MATERIAL SHOWN:
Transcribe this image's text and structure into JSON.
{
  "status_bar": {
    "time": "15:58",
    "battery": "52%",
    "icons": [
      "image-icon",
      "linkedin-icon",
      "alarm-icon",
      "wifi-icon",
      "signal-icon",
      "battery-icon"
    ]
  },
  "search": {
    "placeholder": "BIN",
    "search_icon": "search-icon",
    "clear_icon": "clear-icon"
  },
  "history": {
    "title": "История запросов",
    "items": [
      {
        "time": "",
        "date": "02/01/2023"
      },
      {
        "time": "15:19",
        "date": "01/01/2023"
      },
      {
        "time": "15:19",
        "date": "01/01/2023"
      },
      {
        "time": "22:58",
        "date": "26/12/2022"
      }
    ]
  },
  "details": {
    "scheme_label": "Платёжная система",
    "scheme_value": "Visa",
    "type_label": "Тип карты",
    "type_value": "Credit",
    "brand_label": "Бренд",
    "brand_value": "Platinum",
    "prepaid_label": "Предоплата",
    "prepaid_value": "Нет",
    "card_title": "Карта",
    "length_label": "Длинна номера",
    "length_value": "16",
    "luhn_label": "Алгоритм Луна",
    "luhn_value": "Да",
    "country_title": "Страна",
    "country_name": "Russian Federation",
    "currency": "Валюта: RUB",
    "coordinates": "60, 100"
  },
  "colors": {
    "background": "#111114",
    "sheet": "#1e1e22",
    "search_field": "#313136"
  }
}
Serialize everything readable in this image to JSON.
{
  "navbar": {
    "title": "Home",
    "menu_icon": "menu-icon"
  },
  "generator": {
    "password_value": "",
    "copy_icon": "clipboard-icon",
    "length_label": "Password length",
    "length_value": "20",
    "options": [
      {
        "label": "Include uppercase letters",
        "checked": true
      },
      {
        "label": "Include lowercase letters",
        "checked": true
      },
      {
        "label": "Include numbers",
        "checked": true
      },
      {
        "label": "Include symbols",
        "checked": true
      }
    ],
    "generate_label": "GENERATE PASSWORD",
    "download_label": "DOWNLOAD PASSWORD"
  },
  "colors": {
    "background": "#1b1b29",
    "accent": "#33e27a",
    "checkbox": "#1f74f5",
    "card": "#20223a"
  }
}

REQUIREMENTS: Reproduce exactly the lines from the one containing "Serialize everything readable" through the last line of the records above, including both, and nothing else.

COMPLETE OUTPUT:
Serialize everything readable in this image to JSON.
{
  "navbar": {
    "title": "Home",
    "menu_icon": "menu-icon"
  },
  "generator": {
    "password_value": "",
    "copy_icon": "clipboard-icon",
    "length_label": "Password length",
    "length_value": "20",
    "options": [
      {
        "label": "Include uppercase letters",
        "checked": true
      },
      {
        "label": "Include lowercase letters",
        "checked": true
      },
      {
        "label": "Include numbers",
        "checked": true
      },
      {
        "label": "Include symbols",
        "checked": true
      }
    ],
    "generate_label": "GENERATE PASSWORD",
    "download_label": "DOWNLOAD PASSWORD"
  },
  "colors": {
    "background": "#1b1b29",
    "accent": "#33e27a",
    "checkbox": "#1f74f5",
    "card": "#20223a"
  }
}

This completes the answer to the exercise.